• **What is being asked**
Set down each record below precisely, skipping the pictures.
# start of Given entries
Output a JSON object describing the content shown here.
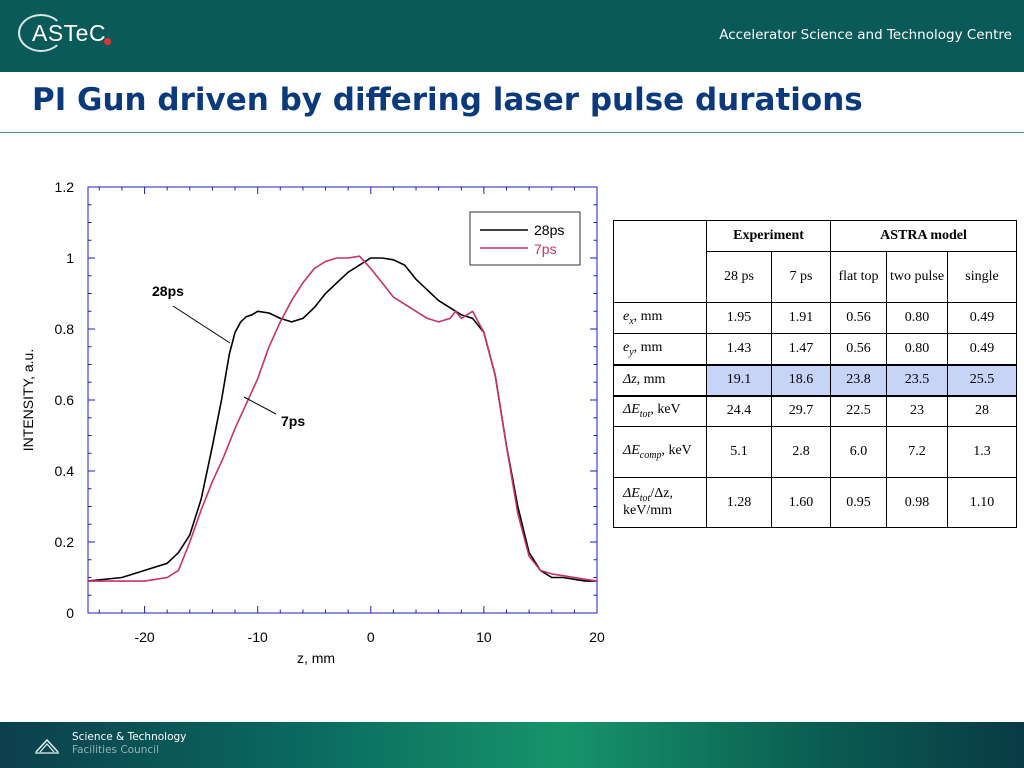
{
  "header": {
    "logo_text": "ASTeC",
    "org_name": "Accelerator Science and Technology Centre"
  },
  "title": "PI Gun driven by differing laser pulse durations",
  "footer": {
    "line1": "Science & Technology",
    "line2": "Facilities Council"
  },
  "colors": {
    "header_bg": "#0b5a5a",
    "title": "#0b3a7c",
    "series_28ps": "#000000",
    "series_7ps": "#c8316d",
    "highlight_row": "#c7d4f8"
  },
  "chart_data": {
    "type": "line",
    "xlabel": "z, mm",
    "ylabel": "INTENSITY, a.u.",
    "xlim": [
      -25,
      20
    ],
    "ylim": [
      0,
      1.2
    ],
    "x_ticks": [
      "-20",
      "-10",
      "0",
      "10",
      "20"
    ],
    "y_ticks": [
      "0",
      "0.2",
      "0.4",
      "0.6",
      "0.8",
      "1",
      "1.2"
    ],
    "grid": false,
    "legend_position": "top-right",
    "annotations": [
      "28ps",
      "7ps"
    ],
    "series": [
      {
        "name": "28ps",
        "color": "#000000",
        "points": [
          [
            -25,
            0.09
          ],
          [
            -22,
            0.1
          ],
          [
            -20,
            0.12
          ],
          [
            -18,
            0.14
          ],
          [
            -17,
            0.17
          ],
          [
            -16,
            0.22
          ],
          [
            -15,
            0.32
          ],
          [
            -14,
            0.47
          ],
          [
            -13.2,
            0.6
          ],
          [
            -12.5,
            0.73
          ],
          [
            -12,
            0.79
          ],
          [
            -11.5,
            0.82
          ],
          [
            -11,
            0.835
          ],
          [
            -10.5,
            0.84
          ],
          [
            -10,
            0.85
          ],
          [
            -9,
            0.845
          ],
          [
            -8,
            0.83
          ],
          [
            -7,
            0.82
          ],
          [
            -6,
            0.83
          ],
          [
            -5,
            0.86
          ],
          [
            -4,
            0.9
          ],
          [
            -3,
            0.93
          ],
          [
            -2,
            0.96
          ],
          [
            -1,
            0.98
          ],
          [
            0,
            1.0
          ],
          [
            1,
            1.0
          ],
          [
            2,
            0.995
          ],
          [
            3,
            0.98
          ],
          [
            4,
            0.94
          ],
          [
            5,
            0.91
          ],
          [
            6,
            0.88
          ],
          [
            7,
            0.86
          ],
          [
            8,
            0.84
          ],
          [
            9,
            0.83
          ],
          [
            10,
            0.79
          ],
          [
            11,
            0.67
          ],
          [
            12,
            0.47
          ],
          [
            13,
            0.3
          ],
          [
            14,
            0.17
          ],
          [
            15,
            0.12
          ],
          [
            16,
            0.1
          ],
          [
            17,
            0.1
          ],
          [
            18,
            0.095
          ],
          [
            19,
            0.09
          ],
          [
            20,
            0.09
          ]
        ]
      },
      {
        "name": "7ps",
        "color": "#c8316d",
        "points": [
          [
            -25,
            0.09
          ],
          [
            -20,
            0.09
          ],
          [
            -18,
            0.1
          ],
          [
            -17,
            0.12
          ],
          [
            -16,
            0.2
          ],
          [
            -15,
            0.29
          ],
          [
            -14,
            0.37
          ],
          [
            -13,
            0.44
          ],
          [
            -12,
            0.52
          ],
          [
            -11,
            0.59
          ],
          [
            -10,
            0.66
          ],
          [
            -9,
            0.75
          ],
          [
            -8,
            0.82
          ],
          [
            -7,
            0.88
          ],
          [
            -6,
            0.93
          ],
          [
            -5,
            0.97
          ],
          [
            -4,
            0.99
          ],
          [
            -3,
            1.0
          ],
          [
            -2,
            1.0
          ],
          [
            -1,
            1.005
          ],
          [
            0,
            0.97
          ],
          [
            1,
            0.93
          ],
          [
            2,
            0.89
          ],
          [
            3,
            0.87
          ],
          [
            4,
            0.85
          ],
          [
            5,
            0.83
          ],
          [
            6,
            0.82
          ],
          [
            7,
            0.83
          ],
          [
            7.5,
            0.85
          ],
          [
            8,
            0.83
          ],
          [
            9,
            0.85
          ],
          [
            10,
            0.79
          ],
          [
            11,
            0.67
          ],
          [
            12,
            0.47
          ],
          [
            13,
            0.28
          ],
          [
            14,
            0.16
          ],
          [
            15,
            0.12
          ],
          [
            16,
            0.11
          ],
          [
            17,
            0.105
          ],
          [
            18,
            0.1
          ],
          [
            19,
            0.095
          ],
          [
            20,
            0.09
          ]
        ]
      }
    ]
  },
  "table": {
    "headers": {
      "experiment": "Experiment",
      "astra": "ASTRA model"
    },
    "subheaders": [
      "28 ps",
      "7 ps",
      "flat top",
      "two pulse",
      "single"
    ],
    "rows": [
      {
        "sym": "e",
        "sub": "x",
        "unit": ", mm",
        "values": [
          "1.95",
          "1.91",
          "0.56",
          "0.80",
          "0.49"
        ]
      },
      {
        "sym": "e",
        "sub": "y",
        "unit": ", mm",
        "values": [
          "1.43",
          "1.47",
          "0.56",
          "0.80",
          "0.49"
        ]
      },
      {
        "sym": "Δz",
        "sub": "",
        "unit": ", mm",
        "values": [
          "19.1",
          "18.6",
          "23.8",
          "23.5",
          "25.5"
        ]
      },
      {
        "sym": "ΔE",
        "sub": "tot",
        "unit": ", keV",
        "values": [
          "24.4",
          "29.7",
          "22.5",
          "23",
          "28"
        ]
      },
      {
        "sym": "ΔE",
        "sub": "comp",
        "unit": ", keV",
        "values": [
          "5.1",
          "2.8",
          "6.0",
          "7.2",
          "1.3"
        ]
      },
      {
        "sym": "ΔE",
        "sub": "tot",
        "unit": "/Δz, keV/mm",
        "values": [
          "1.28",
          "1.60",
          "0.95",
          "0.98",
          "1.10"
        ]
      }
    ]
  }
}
# end of Given entries
• **Answer to this exercise**
Output a JSON object describing the content shown here.
{
  "header": {
    "logo_text": "ASTeC",
    "org_name": "Accelerator Science and Technology Centre"
  },
  "title": "PI Gun driven by differing laser pulse durations",
  "footer": {
    "line1": "Science & Technology",
    "line2": "Facilities Council"
  },
  "colors": {
    "header_bg": "#0b5a5a",
    "title": "#0b3a7c",
    "series_28ps": "#000000",
    "series_7ps": "#c8316d",
    "highlight_row": "#c7d4f8"
  },
  "chart_data": {
    "type": "line",
    "xlabel": "z, mm",
    "ylabel": "INTENSITY, a.u.",
    "xlim": [
      -25,
      20
    ],
    "ylim": [
      0,
      1.2
    ],
    "x_ticks": [
      "-20",
      "-10",
      "0",
      "10",
      "20"
    ],
    "y_ticks": [
      "0",
      "0.2",
      "0.4",
      "0.6",
      "0.8",
      "1",
      "1.2"
    ],
    "grid": false,
    "legend_position": "top-right",
    "annotations": [
      "28ps",
      "7ps"
    ],
    "series": [
      {
        "name": "28ps",
        "color": "#000000",
        "points": [
          [
            -25,
            0.09
          ],
          [
            -22,
            0.1
          ],
          [
            -20,
            0.12
          ],
          [
            -18,
            0.14
          ],
          [
            -17,
            0.17
          ],
          [
            -16,
            0.22
          ],
          [
            -15,
            0.32
          ],
          [
            -14,
            0.47
          ],
          [
            -13.2,
            0.6
          ],
          [
            -12.5,
            0.73
          ],
          [
            -12,
            0.79
          ],
          [
            -11.5,
            0.82
          ],
          [
            -11,
            0.835
          ],
          [
            -10.5,
            0.84
          ],
          [
            -10,
            0.85
          ],
          [
            -9,
            0.845
          ],
          [
            -8,
            0.83
          ],
          [
            -7,
            0.82
          ],
          [
            -6,
            0.83
          ],
          [
            -5,
            0.86
          ],
          [
            -4,
            0.9
          ],
          [
            -3,
            0.93
          ],
          [
            -2,
            0.96
          ],
          [
            -1,
            0.98
          ],
          [
            0,
            1.0
          ],
          [
            1,
            1.0
          ],
          [
            2,
            0.995
          ],
          [
            3,
            0.98
          ],
          [
            4,
            0.94
          ],
          [
            5,
            0.91
          ],
          [
            6,
            0.88
          ],
          [
            7,
            0.86
          ],
          [
            8,
            0.84
          ],
          [
            9,
            0.83
          ],
          [
            10,
            0.79
          ],
          [
            11,
            0.67
          ],
          [
            12,
            0.47
          ],
          [
            13,
            0.3
          ],
          [
            14,
            0.17
          ],
          [
            15,
            0.12
          ],
          [
            16,
            0.1
          ],
          [
            17,
            0.1
          ],
          [
            18,
            0.095
          ],
          [
            19,
            0.09
          ],
          [
            20,
            0.09
          ]
        ]
      },
      {
        "name": "7ps",
        "color": "#c8316d",
        "points": [
          [
            -25,
            0.09
          ],
          [
            -20,
            0.09
          ],
          [
            -18,
            0.1
          ],
          [
            -17,
            0.12
          ],
          [
            -16,
            0.2
          ],
          [
            -15,
            0.29
          ],
          [
            -14,
            0.37
          ],
          [
            -13,
            0.44
          ],
          [
            -12,
            0.52
          ],
          [
            -11,
            0.59
          ],
          [
            -10,
            0.66
          ],
          [
            -9,
            0.75
          ],
          [
            -8,
            0.82
          ],
          [
            -7,
            0.88
          ],
          [
            -6,
            0.93
          ],
          [
            -5,
            0.97
          ],
          [
            -4,
            0.99
          ],
          [
            -3,
            1.0
          ],
          [
            -2,
            1.0
          ],
          [
            -1,
            1.005
          ],
          [
            0,
            0.97
          ],
          [
            1,
            0.93
          ],
          [
            2,
            0.89
          ],
          [
            3,
            0.87
          ],
          [
            4,
            0.85
          ],
          [
            5,
            0.83
          ],
          [
            6,
            0.82
          ],
          [
            7,
            0.83
          ],
          [
            7.5,
            0.85
          ],
          [
            8,
            0.83
          ],
          [
            9,
            0.85
          ],
          [
            10,
            0.79
          ],
          [
            11,
            0.67
          ],
          [
            12,
            0.47
          ],
          [
            13,
            0.28
          ],
          [
            14,
            0.16
          ],
          [
            15,
            0.12
          ],
          [
            16,
            0.11
          ],
          [
            17,
            0.105
          ],
          [
            18,
            0.1
          ],
          [
            19,
            0.095
          ],
          [
            20,
            0.09
          ]
        ]
      }
    ]
  },
  "table": {
    "headers": {
      "experiment": "Experiment",
      "astra": "ASTRA model"
    },
    "subheaders": [
      "28 ps",
      "7 ps",
      "flat top",
      "two pulse",
      "single"
    ],
    "rows": [
      {
        "sym": "e",
        "sub": "x",
        "unit": ", mm",
        "values": [
          "1.95",
          "1.91",
          "0.56",
          "0.80",
          "0.49"
        ]
      },
      {
        "sym": "e",
        "sub": "y",
        "unit": ", mm",
        "values": [
          "1.43",
          "1.47",
          "0.56",
          "0.80",
          "0.49"
        ]
      },
      {
        "sym": "Δz",
        "sub": "",
        "unit": ", mm",
        "values": [
          "19.1",
          "18.6",
          "23.8",
          "23.5",
          "25.5"
        ]
      },
      {
        "sym": "ΔE",
        "sub": "tot",
        "unit": ", keV",
        "values": [
          "24.4",
          "29.7",
          "22.5",
          "23",
          "28"
        ]
      },
      {
        "sym": "ΔE",
        "sub": "comp",
        "unit": ", keV",
        "values": [
          "5.1",
          "2.8",
          "6.0",
          "7.2",
          "1.3"
        ]
      },
      {
        "sym": "ΔE",
        "sub": "tot",
        "unit": "/Δz, keV/mm",
        "values": [
          "1.28",
          "1.60",
          "0.95",
          "0.98",
          "1.10"
        ]
      }
    ]
  }
}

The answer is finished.